• DIRECTION:
Only lines with the word "signature" are needed; collect each of them from the listing below.

— begin —

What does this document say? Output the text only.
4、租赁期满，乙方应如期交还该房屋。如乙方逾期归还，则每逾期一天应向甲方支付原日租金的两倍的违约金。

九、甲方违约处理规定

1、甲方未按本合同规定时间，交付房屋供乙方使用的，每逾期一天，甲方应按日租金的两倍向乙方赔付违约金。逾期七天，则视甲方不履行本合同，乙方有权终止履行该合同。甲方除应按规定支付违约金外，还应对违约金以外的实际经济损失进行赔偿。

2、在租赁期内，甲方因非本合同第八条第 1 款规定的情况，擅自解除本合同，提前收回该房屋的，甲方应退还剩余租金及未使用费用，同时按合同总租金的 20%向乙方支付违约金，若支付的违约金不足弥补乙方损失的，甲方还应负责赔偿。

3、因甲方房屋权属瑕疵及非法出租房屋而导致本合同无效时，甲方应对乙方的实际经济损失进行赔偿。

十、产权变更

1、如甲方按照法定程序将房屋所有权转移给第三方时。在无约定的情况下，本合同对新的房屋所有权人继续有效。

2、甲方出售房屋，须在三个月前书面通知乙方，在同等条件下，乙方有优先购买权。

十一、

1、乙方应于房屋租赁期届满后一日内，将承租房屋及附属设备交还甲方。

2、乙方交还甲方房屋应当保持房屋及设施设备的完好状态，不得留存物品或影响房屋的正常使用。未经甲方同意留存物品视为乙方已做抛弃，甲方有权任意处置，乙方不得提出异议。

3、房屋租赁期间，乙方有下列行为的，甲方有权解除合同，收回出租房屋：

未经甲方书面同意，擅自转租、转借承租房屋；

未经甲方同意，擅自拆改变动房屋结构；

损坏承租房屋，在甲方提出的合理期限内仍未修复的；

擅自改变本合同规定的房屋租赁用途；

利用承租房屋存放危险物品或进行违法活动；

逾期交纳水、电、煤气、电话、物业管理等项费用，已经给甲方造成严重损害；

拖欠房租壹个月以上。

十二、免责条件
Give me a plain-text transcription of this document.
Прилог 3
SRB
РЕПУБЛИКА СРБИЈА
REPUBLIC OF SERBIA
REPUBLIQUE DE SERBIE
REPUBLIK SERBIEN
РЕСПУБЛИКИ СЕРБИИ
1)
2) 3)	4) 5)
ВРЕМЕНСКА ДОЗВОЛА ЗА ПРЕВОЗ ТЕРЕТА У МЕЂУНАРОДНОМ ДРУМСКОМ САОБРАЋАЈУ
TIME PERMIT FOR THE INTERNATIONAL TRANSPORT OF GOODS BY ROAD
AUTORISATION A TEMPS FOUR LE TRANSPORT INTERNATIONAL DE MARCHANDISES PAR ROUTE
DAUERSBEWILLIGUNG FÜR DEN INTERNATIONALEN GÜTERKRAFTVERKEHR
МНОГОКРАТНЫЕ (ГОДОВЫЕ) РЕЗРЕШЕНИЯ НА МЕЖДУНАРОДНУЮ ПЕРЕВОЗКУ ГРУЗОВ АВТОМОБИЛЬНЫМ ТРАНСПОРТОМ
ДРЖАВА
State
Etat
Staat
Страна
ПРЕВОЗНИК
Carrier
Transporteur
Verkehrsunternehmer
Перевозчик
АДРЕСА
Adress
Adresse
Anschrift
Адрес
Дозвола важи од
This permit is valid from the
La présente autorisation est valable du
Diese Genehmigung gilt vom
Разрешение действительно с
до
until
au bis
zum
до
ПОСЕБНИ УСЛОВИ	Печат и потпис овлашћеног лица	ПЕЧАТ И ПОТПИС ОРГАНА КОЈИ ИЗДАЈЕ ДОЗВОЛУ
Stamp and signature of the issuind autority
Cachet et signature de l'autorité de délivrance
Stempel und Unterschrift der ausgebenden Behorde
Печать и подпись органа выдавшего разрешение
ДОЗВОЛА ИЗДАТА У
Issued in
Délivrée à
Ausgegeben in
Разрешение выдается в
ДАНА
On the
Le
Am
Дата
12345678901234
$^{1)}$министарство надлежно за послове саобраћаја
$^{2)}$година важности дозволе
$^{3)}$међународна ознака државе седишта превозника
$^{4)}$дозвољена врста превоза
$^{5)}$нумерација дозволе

— end —

• RESPONSE TO THIS EXERCISE:
Stamp and signature of the issuind autority
Cachet et signature de l'autorité de délivrance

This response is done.